### REQUIRED TASK
Make an exact copy of all the data.

### DATA EXCERPTS
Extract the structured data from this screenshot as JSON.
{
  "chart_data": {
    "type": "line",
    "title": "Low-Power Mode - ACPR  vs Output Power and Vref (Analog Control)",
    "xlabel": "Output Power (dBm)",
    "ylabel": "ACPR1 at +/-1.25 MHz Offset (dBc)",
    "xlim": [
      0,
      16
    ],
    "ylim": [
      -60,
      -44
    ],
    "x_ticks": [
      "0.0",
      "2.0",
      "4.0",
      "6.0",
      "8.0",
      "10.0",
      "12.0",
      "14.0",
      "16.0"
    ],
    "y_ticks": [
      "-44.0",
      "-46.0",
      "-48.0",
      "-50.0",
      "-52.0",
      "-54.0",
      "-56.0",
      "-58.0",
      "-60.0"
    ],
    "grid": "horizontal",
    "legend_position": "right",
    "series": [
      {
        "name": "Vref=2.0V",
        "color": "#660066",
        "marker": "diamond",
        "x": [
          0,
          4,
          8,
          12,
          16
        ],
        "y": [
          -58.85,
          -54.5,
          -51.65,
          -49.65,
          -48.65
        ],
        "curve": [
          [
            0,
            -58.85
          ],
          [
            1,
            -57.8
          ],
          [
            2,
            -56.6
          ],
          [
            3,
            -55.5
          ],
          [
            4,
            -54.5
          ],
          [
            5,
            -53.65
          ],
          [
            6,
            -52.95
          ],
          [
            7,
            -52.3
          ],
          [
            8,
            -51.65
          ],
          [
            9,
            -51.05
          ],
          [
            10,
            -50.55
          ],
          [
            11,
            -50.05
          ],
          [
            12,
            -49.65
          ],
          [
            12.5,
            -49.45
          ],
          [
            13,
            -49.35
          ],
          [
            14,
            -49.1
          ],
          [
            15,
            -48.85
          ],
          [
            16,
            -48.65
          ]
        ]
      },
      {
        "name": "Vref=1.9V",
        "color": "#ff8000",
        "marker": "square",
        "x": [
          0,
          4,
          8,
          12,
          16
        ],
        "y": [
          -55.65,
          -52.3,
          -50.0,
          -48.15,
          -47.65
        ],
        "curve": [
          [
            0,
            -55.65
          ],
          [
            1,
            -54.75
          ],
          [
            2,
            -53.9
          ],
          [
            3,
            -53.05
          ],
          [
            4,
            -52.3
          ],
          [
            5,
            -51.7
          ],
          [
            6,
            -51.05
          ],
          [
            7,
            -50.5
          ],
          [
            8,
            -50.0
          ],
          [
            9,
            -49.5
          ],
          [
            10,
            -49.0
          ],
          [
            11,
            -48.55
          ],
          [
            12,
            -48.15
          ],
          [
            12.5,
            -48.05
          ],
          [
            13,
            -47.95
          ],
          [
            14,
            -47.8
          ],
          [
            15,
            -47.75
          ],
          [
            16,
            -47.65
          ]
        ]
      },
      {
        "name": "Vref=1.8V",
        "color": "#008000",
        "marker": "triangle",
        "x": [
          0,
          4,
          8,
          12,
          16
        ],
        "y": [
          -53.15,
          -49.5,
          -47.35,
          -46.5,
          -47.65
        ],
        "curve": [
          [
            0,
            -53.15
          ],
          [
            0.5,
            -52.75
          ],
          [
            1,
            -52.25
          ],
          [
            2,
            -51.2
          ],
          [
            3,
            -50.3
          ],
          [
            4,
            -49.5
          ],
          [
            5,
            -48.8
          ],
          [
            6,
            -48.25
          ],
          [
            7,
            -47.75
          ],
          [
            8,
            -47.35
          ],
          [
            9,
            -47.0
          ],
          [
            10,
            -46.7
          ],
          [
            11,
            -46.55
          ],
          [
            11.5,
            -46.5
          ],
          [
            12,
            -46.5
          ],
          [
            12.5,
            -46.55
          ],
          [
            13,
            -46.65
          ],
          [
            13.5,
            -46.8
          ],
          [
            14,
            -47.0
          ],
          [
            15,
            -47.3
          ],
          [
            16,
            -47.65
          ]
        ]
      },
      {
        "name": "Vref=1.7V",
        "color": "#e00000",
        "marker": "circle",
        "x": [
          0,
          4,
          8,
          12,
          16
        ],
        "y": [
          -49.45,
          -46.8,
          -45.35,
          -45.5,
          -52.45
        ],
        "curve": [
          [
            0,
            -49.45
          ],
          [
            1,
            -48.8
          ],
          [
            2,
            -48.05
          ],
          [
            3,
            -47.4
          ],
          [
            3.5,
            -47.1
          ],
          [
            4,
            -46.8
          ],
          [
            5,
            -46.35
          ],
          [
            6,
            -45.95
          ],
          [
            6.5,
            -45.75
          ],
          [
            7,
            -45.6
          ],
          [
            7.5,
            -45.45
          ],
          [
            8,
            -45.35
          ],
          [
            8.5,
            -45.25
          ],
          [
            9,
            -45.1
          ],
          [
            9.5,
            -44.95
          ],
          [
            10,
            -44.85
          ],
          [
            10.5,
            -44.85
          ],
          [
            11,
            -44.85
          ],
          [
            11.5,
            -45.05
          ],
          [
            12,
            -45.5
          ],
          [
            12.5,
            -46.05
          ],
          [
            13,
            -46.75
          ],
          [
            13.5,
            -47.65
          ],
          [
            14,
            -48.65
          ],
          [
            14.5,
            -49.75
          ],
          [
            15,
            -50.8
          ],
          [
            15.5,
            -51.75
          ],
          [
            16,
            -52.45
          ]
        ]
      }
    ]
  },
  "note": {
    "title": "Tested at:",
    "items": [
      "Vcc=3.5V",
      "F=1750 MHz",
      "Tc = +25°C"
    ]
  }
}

### COMPLETED EXERCISE
Extract the structured data from this screenshot as JSON.
{
  "chart_data": {
    "type": "line",
    "title": "Low-Power Mode - ACPR  vs Output Power and Vref (Analog Control)",
    "xlabel": "Output Power (dBm)",
    "ylabel": "ACPR1 at +/-1.25 MHz Offset (dBc)",
    "xlim": [
      0,
      16
    ],
    "ylim": [
      -60,
      -44
    ],
    "x_ticks": [
      "0.0",
      "2.0",
      "4.0",
      "6.0",
      "8.0",
      "10.0",
      "12.0",
      "14.0",
      "16.0"
    ],
    "y_ticks": [
      "-44.0",
      "-46.0",
      "-48.0",
      "-50.0",
      "-52.0",
      "-54.0",
      "-56.0",
      "-58.0",
      "-60.0"
    ],
    "grid": "horizontal",
    "legend_position": "right",
    "series": [
      {
        "name": "Vref=2.0V",
        "color": "#660066",
        "marker": "diamond",
        "x": [
          0,
          4,
          8,
          12,
          16
        ],
        "y": [
          -58.85,
          -54.5,
          -51.65,
          -49.65,
          -48.65
        ],
        "curve": [
          [
            0,
            -58.85
          ],
          [
            1,
            -57.8
          ],
          [
            2,
            -56.6
          ],
          [
            3,
            -55.5
          ],
          [
            4,
            -54.5
          ],
          [
            5,
            -53.65
          ],
          [
            6,
            -52.95
          ],
          [
            7,
            -52.3
          ],
          [
            8,
            -51.65
          ],
          [
            9,
            -51.05
          ],
          [
            10,
            -50.55
          ],
          [
            11,
            -50.05
          ],
          [
            12,
            -49.65
          ],
          [
            12.5,
            -49.45
          ],
          [
            13,
            -49.35
          ],
          [
            14,
            -49.1
          ],
          [
            15,
            -48.85
          ],
          [
            16,
            -48.65
          ]
        ]
      },
      {
        "name": "Vref=1.9V",
        "color": "#ff8000",
        "marker": "square",
        "x": [
          0,
          4,
          8,
          12,
          16
        ],
        "y": [
          -55.65,
          -52.3,
          -50.0,
          -48.15,
          -47.65
        ],
        "curve": [
          [
            0,
            -55.65
          ],
          [
            1,
            -54.75
          ],
          [
            2,
            -53.9
          ],
          [
            3,
            -53.05
          ],
          [
            4,
            -52.3
          ],
          [
            5,
            -51.7
          ],
          [
            6,
            -51.05
          ],
          [
            7,
            -50.5
          ],
          [
            8,
            -50.0
          ],
          [
            9,
            -49.5
          ],
          [
            10,
            -49.0
          ],
          [
            11,
            -48.55
          ],
          [
            12,
            -48.15
          ],
          [
            12.5,
            -48.05
          ],
          [
            13,
            -47.95
          ],
          [
            14,
            -47.8
          ],
          [
            15,
            -47.75
          ],
          [
            16,
            -47.65
          ]
        ]
      },
      {
        "name": "Vref=1.8V",
        "color": "#008000",
        "marker": "triangle",
        "x": [
          0,
          4,
          8,
          12,
          16
        ],
        "y": [
          -53.15,
          -49.5,
          -47.35,
          -46.5,
          -47.65
        ],
        "curve": [
          [
            0,
            -53.15
          ],
          [
            0.5,
            -52.75
          ],
          [
            1,
            -52.25
          ],
          [
            2,
            -51.2
          ],
          [
            3,
            -50.3
          ],
          [
            4,
            -49.5
          ],
          [
            5,
            -48.8
          ],
          [
            6,
            -48.25
          ],
          [
            7,
            -47.75
          ],
          [
            8,
            -47.35
          ],
          [
            9,
            -47.0
          ],
          [
            10,
            -46.7
          ],
          [
            11,
            -46.55
          ],
          [
            11.5,
            -46.5
          ],
          [
            12,
            -46.5
          ],
          [
            12.5,
            -46.55
          ],
          [
            13,
            -46.65
          ],
          [
            13.5,
            -46.8
          ],
          [
            14,
            -47.0
          ],
          [
            15,
            -47.3
          ],
          [
            16,
            -47.65
          ]
        ]
      },
      {
        "name": "Vref=1.7V",
        "color": "#e00000",
        "marker": "circle",
        "x": [
          0,
          4,
          8,
          12,
          16
        ],
        "y": [
          -49.45,
          -46.8,
          -45.35,
          -45.5,
          -52.45
        ],
        "curve": [
          [
            0,
            -49.45
          ],
          [
            1,
            -48.8
          ],
          [
            2,
            -48.05
          ],
          [
            3,
            -47.4
          ],
          [
            3.5,
            -47.1
          ],
          [
            4,
            -46.8
          ],
          [
            5,
            -46.35
          ],
          [
            6,
            -45.95
          ],
          [
            6.5,
            -45.75
          ],
          [
            7,
            -45.6
          ],
          [
            7.5,
            -45.45
          ],
          [
            8,
            -45.35
          ],
          [
            8.5,
            -45.25
          ],
          [
            9,
            -45.1
          ],
          [
            9.5,
            -44.95
          ],
          [
            10,
            -44.85
          ],
          [
            10.5,
            -44.85
          ],
          [
            11,
            -44.85
          ],
          [
            11.5,
            -45.05
          ],
          [
            12,
            -45.5
          ],
          [
            12.5,
            -46.05
          ],
          [
            13,
            -46.75
          ],
          [
            13.5,
            -47.65
          ],
          [
            14,
            -48.65
          ],
          [
            14.5,
            -49.75
          ],
          [
            15,
            -50.8
          ],
          [
            15.5,
            -51.75
          ],
          [
            16,
            -52.45
          ]
        ]
      }
    ]
  },
  "note": {
    "title": "Tested at:",
    "items": [
      "Vcc=3.5V",
      "F=1750 MHz",
      "Tc = +25°C"
    ]
  }
}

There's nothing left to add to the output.